# Selected text:

- - -

Shahinur Pasha Chowdhury (; born 1985) is a Bangladeshi politician and a former Jatiya Sangsad member representing the Sunamganj-3 constituency during 2005–2006. He was elected a member of parliament for the first time in July 2005 after the death of incumbent Abdus Samad Azad, a Awami League Presidium member.

Early life and education
Chowdhury was born in 1985 to a Bengali Muslim family in Patli Union, Jagannathpur, Sunamganj District, Bangladesh. He completed a Masters from Hadith studies at the Jamia Qasimul Uloom Madrasa, and then completed a degree at the Murari Chand College. After that, he studied law at the University of Dhaka.

Career 
In 1991, Chowdhury was affiliated with Chhatra Jamiat Bangladesh. He was the Central General Secretary. He is the Joint General Secretary of the Jamiat Ulema-e-Islam Bangladesh. Member of the Parliament elected from Sunamganj-3 constituency. He was elected a member of parliament for the first time after the death of former Foreign Minister Abdus Samad Azad, a member of the Awami League Presidium in the 2005.

- - -

# Dataset content:
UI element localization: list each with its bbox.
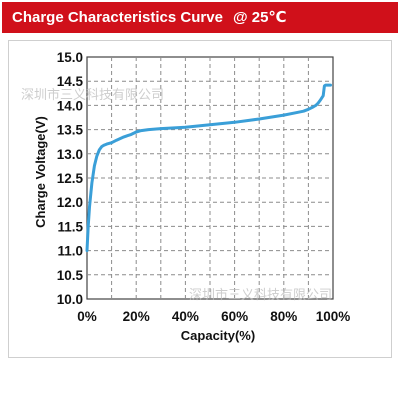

- - -

# Set tasks:
A) Rewrite the part of the Chowdhury biography that opens with the words containing "Shahinur Pasha Chowdhury" and closes with "League Presidium member.", putting "National Parliament" in place of "Jatiya Sangsad".
B) Answer these questions from the Chowdhury biography:
(i) At which university did Chowdhury study law?
(ii) What position does he hold in Jamiat Ulema-e-Islam Bangladesh?
(iii) Which constituency did he represent in parliament?
C) Name every educational institution the Chowdhury biography says he attended.

# Solutions per task:
A)
Shahinur Pasha Chowdhury (; born 1985) is a Bangladeshi politician and a former National Parliament member representing the Sunamganj-3 constituency during 2005–2006. He was elected a member of parliament for the first time in July 2005 after the death of incumbent Abdus Samad Azad, a Awami League Presidium member.

B)
(i) The University of Dhaka
(ii) Joint General Secretary
(iii) Sunamganj-3

C)
- Jamia Qasimul Uloom Madrasa
- Murari Chand College
- University of Dhaka